EXERCISE INSTRUCTIONS -
Tally how many lines of these entries hold the string "Российской". Return the number alone.

Dataset items
* start *
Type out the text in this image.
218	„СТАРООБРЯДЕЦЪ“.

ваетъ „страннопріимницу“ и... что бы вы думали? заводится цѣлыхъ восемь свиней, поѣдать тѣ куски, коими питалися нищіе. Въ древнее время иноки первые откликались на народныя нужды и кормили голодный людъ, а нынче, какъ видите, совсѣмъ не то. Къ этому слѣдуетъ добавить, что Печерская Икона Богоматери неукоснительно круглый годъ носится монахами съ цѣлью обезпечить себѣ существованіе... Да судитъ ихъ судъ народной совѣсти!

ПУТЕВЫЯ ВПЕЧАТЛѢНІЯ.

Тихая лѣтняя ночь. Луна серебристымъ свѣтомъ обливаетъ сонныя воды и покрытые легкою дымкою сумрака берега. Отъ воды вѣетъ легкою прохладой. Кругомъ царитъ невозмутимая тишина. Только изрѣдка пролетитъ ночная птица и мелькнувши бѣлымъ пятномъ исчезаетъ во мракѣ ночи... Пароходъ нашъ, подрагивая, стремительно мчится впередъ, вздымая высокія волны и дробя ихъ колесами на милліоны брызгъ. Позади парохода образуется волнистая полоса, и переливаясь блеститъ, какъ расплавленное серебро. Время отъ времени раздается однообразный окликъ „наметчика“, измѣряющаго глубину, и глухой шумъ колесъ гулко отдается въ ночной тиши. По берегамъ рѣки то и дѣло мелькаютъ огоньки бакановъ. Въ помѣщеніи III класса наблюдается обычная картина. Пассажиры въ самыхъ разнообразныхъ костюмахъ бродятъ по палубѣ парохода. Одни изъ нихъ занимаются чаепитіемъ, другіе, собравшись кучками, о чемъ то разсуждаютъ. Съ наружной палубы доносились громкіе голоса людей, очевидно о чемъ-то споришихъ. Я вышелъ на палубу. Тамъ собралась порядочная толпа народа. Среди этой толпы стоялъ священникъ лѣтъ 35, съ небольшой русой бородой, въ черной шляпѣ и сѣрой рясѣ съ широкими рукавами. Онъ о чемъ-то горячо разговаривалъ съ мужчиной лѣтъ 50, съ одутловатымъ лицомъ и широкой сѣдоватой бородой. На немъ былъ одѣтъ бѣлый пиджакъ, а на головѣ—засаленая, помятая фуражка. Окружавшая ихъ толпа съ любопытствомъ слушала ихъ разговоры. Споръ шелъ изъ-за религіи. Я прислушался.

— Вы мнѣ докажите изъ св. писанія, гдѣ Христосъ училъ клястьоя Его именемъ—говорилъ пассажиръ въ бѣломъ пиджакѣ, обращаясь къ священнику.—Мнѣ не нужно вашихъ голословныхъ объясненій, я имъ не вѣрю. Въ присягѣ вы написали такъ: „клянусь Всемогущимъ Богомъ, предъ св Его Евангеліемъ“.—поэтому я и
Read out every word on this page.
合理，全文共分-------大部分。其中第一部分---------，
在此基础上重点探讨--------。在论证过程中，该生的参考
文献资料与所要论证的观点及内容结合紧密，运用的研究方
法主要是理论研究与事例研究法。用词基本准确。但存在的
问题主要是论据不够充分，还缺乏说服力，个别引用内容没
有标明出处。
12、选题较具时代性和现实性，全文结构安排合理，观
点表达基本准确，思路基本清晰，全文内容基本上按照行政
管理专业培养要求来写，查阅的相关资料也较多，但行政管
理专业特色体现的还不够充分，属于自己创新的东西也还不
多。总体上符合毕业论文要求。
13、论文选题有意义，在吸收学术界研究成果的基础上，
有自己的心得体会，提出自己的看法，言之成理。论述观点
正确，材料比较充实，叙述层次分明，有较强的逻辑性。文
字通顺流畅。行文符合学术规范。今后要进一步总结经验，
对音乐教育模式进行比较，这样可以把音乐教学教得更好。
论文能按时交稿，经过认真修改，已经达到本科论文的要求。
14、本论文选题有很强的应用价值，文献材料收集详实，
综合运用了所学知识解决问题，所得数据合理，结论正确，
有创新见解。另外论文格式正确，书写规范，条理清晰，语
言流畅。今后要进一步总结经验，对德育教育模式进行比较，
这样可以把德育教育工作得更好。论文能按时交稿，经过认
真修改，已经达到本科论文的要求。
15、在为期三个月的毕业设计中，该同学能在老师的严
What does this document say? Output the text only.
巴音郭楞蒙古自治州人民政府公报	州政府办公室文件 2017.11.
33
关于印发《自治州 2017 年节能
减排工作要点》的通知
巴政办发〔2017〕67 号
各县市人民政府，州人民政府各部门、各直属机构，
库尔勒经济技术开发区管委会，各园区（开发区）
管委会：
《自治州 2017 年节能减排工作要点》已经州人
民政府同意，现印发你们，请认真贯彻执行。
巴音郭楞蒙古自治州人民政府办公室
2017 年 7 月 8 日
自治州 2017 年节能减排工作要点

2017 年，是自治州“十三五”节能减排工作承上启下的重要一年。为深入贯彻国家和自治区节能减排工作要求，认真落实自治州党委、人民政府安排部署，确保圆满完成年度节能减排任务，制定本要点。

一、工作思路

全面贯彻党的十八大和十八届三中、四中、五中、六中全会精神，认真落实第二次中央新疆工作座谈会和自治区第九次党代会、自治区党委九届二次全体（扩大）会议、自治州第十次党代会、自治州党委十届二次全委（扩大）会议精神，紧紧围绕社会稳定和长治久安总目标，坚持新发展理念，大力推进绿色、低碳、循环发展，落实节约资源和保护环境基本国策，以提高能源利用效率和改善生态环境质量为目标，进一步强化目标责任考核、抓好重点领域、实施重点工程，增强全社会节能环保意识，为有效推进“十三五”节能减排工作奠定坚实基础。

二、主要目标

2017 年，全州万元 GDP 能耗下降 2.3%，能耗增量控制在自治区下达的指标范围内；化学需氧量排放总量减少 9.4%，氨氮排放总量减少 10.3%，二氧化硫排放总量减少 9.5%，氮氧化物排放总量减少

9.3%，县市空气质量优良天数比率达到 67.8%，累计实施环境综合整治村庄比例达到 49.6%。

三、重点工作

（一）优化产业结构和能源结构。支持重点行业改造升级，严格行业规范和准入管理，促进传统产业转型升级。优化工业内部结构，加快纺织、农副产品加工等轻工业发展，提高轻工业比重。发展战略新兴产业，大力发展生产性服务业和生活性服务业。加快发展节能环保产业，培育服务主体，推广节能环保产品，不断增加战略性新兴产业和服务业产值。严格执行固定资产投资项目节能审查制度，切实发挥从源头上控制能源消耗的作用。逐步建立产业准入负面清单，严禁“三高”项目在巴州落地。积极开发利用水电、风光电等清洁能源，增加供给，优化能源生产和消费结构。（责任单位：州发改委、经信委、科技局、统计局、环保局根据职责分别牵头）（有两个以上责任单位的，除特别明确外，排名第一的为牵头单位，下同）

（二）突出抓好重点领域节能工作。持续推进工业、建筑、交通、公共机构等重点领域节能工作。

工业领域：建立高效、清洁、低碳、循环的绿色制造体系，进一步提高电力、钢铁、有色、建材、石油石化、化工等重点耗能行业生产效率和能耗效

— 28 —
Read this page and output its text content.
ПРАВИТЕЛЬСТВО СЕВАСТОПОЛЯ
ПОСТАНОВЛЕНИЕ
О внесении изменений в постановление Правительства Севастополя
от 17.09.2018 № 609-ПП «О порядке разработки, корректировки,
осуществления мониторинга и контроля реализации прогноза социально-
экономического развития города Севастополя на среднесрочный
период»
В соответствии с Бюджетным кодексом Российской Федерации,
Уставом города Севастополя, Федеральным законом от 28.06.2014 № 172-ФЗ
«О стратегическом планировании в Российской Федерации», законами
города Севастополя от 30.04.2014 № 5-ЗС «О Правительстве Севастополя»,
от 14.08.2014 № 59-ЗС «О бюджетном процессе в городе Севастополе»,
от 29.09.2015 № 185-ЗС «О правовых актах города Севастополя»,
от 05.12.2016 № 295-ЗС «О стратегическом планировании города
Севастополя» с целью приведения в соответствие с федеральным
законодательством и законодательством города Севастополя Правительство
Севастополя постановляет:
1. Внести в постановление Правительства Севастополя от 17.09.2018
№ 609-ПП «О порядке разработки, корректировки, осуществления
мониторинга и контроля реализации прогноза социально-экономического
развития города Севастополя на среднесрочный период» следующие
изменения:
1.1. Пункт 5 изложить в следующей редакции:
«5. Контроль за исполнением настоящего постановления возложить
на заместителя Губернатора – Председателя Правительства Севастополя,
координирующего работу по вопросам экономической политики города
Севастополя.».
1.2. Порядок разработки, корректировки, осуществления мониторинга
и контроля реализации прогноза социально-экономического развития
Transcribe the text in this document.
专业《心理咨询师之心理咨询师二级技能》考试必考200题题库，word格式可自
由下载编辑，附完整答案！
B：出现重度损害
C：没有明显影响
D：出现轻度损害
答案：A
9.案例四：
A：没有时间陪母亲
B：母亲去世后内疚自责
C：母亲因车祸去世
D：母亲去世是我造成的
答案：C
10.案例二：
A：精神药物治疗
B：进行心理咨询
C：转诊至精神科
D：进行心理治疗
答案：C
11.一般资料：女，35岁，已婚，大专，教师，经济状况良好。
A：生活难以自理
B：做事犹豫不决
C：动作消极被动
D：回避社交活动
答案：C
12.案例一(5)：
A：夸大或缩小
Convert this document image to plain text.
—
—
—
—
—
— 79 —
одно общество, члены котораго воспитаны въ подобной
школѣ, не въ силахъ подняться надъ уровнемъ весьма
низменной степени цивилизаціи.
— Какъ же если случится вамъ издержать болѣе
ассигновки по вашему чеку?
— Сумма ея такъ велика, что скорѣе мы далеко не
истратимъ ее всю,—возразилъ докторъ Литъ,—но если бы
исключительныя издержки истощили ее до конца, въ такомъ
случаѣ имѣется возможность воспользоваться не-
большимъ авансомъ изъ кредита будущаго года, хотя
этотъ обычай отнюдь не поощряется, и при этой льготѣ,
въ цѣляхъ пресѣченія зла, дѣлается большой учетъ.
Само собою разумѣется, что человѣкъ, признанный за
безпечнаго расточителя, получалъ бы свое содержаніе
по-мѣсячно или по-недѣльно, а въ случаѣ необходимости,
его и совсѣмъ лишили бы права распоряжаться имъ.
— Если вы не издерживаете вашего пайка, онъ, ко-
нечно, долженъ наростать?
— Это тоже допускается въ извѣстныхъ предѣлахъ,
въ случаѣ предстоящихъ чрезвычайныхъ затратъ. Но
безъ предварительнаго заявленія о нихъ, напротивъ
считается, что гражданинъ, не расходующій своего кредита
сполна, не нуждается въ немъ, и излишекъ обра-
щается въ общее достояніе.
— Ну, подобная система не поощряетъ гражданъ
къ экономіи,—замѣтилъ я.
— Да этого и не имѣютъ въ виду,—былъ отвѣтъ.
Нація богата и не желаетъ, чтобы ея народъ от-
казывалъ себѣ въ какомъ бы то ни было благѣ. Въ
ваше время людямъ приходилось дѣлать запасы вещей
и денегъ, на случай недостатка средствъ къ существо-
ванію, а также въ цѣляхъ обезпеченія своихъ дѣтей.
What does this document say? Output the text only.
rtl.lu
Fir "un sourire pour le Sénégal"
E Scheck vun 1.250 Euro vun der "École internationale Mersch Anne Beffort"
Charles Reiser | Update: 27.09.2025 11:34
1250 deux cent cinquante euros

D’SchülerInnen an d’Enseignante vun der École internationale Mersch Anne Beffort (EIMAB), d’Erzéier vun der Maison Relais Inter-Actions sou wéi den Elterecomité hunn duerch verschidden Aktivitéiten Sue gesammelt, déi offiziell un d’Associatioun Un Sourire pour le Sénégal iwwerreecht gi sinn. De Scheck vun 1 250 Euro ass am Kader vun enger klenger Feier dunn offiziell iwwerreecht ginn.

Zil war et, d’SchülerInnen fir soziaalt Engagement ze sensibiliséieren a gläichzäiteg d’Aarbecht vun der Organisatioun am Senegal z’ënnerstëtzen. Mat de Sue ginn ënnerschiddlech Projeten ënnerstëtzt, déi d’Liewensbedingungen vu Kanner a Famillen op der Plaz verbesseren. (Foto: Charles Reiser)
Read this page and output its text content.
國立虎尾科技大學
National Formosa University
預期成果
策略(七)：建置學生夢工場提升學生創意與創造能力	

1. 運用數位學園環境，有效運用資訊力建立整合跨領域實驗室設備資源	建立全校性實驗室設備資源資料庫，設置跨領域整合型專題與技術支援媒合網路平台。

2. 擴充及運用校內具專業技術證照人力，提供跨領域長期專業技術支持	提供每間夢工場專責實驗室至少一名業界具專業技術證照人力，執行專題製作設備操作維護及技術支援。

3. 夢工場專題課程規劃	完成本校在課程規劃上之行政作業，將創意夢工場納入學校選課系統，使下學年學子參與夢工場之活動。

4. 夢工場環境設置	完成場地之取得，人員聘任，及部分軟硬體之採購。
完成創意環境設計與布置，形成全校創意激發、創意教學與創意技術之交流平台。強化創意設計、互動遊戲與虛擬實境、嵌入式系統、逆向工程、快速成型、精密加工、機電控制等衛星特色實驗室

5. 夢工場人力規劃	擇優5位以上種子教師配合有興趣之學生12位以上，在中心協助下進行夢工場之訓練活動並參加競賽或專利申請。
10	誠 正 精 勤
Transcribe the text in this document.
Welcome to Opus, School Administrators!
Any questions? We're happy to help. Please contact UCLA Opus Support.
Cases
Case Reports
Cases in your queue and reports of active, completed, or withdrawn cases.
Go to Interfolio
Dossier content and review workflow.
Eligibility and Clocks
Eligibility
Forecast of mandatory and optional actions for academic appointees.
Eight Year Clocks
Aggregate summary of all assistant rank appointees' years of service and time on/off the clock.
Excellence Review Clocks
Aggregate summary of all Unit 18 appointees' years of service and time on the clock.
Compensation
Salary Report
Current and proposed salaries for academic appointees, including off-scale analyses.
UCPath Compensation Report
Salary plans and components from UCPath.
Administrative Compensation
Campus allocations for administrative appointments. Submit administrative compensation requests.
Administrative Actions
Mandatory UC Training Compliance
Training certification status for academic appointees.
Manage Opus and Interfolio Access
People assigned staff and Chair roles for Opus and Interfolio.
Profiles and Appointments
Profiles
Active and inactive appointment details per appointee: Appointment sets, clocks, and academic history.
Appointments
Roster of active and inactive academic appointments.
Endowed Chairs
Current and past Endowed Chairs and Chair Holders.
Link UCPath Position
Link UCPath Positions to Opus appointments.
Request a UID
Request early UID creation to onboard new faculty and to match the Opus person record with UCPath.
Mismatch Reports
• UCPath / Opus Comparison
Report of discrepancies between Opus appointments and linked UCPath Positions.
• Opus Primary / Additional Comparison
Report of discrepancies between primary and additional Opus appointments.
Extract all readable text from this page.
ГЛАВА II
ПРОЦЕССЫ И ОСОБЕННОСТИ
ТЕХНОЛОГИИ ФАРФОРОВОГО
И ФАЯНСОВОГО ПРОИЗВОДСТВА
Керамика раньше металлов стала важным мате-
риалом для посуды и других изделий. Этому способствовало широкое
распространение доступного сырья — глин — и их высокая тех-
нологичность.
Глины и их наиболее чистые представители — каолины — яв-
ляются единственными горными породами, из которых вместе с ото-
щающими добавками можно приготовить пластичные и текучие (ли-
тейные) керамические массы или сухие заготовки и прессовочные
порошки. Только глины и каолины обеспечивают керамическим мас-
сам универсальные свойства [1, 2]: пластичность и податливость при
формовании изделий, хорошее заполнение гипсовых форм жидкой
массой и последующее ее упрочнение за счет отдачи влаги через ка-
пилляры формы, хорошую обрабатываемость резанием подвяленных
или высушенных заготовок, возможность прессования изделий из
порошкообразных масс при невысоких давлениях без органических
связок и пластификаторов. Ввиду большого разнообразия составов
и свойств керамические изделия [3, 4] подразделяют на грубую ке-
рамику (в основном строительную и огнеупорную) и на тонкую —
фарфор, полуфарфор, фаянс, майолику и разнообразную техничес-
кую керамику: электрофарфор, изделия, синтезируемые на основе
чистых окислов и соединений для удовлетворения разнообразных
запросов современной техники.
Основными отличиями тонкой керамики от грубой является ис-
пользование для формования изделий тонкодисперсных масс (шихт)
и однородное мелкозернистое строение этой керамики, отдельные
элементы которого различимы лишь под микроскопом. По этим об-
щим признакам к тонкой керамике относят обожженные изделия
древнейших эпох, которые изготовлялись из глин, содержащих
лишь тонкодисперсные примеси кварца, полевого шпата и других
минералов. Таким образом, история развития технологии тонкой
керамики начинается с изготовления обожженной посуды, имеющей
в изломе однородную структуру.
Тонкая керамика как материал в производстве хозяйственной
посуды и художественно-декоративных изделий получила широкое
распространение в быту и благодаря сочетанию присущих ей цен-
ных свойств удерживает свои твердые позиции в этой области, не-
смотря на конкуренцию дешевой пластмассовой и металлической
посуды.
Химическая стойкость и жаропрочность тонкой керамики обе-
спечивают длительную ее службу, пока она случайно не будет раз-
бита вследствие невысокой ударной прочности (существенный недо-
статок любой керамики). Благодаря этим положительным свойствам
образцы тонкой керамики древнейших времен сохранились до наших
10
* end *
WRITTEN RESPONSE -
2